**Directions for this task**
Print all records exactly, leaving nothing out.

## start The data

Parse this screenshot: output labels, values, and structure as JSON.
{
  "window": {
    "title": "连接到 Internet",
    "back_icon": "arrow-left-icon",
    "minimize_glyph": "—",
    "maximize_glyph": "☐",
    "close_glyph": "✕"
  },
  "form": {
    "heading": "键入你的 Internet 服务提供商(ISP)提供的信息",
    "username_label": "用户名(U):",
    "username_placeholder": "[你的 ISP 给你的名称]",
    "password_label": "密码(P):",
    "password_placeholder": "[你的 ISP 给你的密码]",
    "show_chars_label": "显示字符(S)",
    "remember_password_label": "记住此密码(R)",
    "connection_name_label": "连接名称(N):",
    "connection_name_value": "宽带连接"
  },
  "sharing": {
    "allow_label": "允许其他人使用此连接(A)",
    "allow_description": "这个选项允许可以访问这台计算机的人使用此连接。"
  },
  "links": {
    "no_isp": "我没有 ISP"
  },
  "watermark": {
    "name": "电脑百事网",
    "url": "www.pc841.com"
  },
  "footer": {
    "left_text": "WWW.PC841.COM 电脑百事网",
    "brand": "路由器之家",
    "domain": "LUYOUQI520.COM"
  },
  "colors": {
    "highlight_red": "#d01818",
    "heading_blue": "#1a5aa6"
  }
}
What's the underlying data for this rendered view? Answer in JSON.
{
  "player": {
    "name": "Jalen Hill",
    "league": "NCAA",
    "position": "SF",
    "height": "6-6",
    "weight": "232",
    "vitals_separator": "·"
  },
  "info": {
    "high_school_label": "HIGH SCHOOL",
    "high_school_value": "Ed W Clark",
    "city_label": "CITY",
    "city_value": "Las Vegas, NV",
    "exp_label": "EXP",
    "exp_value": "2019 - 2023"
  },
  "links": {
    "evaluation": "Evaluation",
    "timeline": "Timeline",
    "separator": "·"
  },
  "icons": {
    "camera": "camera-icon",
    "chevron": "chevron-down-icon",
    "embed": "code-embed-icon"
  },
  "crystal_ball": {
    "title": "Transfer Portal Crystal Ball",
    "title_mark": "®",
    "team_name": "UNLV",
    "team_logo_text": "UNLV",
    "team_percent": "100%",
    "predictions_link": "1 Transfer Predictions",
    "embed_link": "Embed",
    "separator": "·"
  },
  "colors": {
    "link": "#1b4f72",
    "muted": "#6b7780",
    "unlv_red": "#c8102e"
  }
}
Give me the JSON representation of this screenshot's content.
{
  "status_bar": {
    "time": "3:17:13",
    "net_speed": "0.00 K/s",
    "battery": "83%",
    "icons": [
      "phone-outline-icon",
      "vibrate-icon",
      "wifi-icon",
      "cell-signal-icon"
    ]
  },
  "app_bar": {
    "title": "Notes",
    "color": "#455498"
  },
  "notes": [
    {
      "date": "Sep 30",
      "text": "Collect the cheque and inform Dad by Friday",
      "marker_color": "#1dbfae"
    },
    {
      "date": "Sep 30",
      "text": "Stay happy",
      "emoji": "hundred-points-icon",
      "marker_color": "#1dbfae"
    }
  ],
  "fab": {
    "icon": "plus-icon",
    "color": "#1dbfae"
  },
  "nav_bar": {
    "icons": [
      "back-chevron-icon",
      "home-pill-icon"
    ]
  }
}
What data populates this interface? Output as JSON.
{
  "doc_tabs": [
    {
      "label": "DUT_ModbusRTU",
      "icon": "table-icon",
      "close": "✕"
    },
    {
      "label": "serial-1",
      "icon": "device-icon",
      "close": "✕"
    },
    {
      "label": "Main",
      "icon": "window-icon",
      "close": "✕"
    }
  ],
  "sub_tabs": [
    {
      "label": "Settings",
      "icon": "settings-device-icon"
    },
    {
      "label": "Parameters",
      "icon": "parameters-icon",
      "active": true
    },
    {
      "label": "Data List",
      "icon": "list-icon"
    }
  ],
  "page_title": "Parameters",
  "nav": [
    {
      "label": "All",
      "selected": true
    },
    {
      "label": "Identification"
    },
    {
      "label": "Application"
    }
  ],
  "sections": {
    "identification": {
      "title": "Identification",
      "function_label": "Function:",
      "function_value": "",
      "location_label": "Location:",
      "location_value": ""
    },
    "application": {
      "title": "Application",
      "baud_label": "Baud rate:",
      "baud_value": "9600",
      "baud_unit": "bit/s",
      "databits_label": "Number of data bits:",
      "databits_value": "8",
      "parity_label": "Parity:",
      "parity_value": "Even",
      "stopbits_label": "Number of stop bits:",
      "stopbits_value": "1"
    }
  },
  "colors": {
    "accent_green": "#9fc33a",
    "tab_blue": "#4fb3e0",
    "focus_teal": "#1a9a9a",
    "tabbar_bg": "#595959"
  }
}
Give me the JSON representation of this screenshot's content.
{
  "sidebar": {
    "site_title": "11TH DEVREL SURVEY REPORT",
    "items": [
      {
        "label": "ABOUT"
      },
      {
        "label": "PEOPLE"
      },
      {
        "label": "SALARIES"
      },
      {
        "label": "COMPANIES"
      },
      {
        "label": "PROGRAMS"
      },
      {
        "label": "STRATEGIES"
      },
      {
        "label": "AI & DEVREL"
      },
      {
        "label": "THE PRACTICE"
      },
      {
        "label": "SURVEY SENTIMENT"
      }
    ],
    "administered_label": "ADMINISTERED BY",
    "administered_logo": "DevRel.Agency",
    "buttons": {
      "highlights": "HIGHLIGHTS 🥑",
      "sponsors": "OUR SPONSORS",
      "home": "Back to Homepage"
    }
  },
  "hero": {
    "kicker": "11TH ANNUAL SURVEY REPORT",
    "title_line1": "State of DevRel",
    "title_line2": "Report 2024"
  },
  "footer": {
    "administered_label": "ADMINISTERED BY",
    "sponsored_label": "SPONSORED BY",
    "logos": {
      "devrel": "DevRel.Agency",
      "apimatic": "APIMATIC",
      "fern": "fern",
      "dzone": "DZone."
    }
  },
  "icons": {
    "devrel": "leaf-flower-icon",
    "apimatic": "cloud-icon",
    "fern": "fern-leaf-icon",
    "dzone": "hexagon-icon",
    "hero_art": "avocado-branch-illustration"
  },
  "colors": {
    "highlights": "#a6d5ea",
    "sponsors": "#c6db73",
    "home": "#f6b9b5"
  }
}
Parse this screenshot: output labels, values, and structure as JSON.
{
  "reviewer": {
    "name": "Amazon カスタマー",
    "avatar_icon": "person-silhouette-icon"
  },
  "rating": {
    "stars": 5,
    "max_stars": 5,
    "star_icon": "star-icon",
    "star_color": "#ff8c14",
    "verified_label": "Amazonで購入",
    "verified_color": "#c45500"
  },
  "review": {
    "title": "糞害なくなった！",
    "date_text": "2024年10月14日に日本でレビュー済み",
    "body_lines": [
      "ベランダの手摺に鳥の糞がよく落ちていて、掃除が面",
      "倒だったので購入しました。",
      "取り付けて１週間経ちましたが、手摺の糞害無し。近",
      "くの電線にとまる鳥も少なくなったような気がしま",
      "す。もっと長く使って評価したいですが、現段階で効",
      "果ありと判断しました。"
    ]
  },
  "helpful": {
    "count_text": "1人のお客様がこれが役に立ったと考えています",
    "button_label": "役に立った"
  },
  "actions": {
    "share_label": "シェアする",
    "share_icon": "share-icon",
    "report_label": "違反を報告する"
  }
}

## end The data

**Answer below**
Parse this screenshot: output labels, values, and structure as JSON.
{
  "window": {
    "title": "连接到 Internet",
    "back_icon": "arrow-left-icon",
    "minimize_glyph": "—",
    "maximize_glyph": "☐",
    "close_glyph": "✕"
  },
  "form": {
    "heading": "键入你的 Internet 服务提供商(ISP)提供的信息",
    "username_label": "用户名(U):",
    "username_placeholder": "[你的 ISP 给你的名称]",
    "password_label": "密码(P):",
    "password_placeholder": "[你的 ISP 给你的密码]",
    "show_chars_label": "显示字符(S)",
    "remember_password_label": "记住此密码(R)",
    "connection_name_label": "连接名称(N):",
    "connection_name_value": "宽带连接"
  },
  "sharing": {
    "allow_label": "允许其他人使用此连接(A)",
    "allow_description": "这个选项允许可以访问这台计算机的人使用此连接。"
  },
  "links": {
    "no_isp": "我没有 ISP"
  },
  "watermark": {
    "name": "电脑百事网",
    "url": "www.pc841.com"
  },
  "footer": {
    "left_text": "WWW.PC841.COM 电脑百事网",
    "brand": "路由器之家",
    "domain": "LUYOUQI520.COM"
  },
  "colors": {
    "highlight_red": "#d01818",
    "heading_blue": "#1a5aa6"
  }
}
What's the underlying data for this rendered view? Answer in JSON.
{
  "player": {
    "name": "Jalen Hill",
    "league": "NCAA",
    "position": "SF",
    "height": "6-6",
    "weight": "232",
    "vitals_separator": "·"
  },
  "info": {
    "high_school_label": "HIGH SCHOOL",
    "high_school_value": "Ed W Clark",
    "city_label": "CITY",
    "city_value": "Las Vegas, NV",
    "exp_label": "EXP",
    "exp_value": "2019 - 2023"
  },
  "links": {
    "evaluation": "Evaluation",
    "timeline": "Timeline",
    "separator": "·"
  },
  "icons": {
    "camera": "camera-icon",
    "chevron": "chevron-down-icon",
    "embed": "code-embed-icon"
  },
  "crystal_ball": {
    "title": "Transfer Portal Crystal Ball",
    "title_mark": "®",
    "team_name": "UNLV",
    "team_logo_text": "UNLV",
    "team_percent": "100%",
    "predictions_link": "1 Transfer Predictions",
    "embed_link": "Embed",
    "separator": "·"
  },
  "colors": {
    "link": "#1b4f72",
    "muted": "#6b7780",
    "unlv_red": "#c8102e"
  }
}
Give me the JSON representation of this screenshot's content.
{
  "status_bar": {
    "time": "3:17:13",
    "net_speed": "0.00 K/s",
    "battery": "83%",
    "icons": [
      "phone-outline-icon",
      "vibrate-icon",
      "wifi-icon",
      "cell-signal-icon"
    ]
  },
  "app_bar": {
    "title": "Notes",
    "color": "#455498"
  },
  "notes": [
    {
      "date": "Sep 30",
      "text": "Collect the cheque and inform Dad by Friday",
      "marker_color": "#1dbfae"
    },
    {
      "date": "Sep 30",
      "text": "Stay happy",
      "emoji": "hundred-points-icon",
      "marker_color": "#1dbfae"
    }
  ],
  "fab": {
    "icon": "plus-icon",
    "color": "#1dbfae"
  },
  "nav_bar": {
    "icons": [
      "back-chevron-icon",
      "home-pill-icon"
    ]
  }
}
What data populates this interface? Output as JSON.
{
  "doc_tabs": [
    {
      "label": "DUT_ModbusRTU",
      "icon": "table-icon",
      "close": "✕"
    },
    {
      "label": "serial-1",
      "icon": "device-icon",
      "close": "✕"
    },
    {
      "label": "Main",
      "icon": "window-icon",
      "close": "✕"
    }
  ],
  "sub_tabs": [
    {
      "label": "Settings",
      "icon": "settings-device-icon"
    },
    {
      "label": "Parameters",
      "icon": "parameters-icon",
      "active": true
    },
    {
      "label": "Data List",
      "icon": "list-icon"
    }
  ],
  "page_title": "Parameters",
  "nav": [
    {
      "label": "All",
      "selected": true
    },
    {
      "label": "Identification"
    },
    {
      "label": "Application"
    }
  ],
  "sections": {
    "identification": {
      "title": "Identification",
      "function_label": "Function:",
      "function_value": "",
      "location_label": "Location:",
      "location_value": ""
    },
    "application": {
      "title": "Application",
      "baud_label": "Baud rate:",
      "baud_value": "9600",
      "baud_unit": "bit/s",
      "databits_label": "Number of data bits:",
      "databits_value": "8",
      "parity_label": "Parity:",
      "parity_value": "Even",
      "stopbits_label": "Number of stop bits:",
      "stopbits_value": "1"
    }
  },
  "colors": {
    "accent_green": "#9fc33a",
    "tab_blue": "#4fb3e0",
    "focus_teal": "#1a9a9a",
    "tabbar_bg": "#595959"
  }
}
Give me the JSON representation of this screenshot's content.
{
  "sidebar": {
    "site_title": "11TH DEVREL SURVEY REPORT",
    "items": [
      {
        "label": "ABOUT"
      },
      {
        "label": "PEOPLE"
      },
      {
        "label": "SALARIES"
      },
      {
        "label": "COMPANIES"
      },
      {
        "label": "PROGRAMS"
      },
      {
        "label": "STRATEGIES"
      },
      {
        "label": "AI & DEVREL"
      },
      {
        "label": "THE PRACTICE"
      },
      {
        "label": "SURVEY SENTIMENT"
      }
    ],
    "administered_label": "ADMINISTERED BY",
    "administered_logo": "DevRel.Agency",
    "buttons": {
      "highlights": "HIGHLIGHTS 🥑",
      "sponsors": "OUR SPONSORS",
      "home": "Back to Homepage"
    }
  },
  "hero": {
    "kicker": "11TH ANNUAL SURVEY REPORT",
    "title_line1": "State of DevRel",
    "title_line2": "Report 2024"
  },
  "footer": {
    "administered_label": "ADMINISTERED BY",
    "sponsored_label": "SPONSORED BY",
    "logos": {
      "devrel": "DevRel.Agency",
      "apimatic": "APIMATIC",
      "fern": "fern",
      "dzone": "DZone."
    }
  },
  "icons": {
    "devrel": "leaf-flower-icon",
    "apimatic": "cloud-icon",
    "fern": "fern-leaf-icon",
    "dzone": "hexagon-icon",
    "hero_art": "avocado-branch-illustration"
  },
  "colors": {
    "highlights": "#a6d5ea",
    "sponsors": "#c6db73",
    "home": "#f6b9b5"
  }
}
Parse this screenshot: output labels, values, and structure as JSON.
{
  "reviewer": {
    "name": "Amazon カスタマー",
    "avatar_icon": "person-silhouette-icon"
  },
  "rating": {
    "stars": 5,
    "max_stars": 5,
    "star_icon": "star-icon",
    "star_color": "#ff8c14",
    "verified_label": "Amazonで購入",
    "verified_color": "#c45500"
  },
  "review": {
    "title": "糞害なくなった！",
    "date_text": "2024年10月14日に日本でレビュー済み",
    "body_lines": [
      "ベランダの手摺に鳥の糞がよく落ちていて、掃除が面",
      "倒だったので購入しました。",
      "取り付けて１週間経ちましたが、手摺の糞害無し。近",
      "くの電線にとまる鳥も少なくなったような気がしま",
      "す。もっと長く使って評価したいですが、現段階で効",
      "果ありと判断しました。"
    ]
  },
  "helpful": {
    "count_text": "1人のお客様がこれが役に立ったと考えています",
    "button_label": "役に立った"
  },
  "actions": {
    "share_label": "シェアする",
    "share_icon": "share-icon",
    "report_label": "違反を報告する"
  }
}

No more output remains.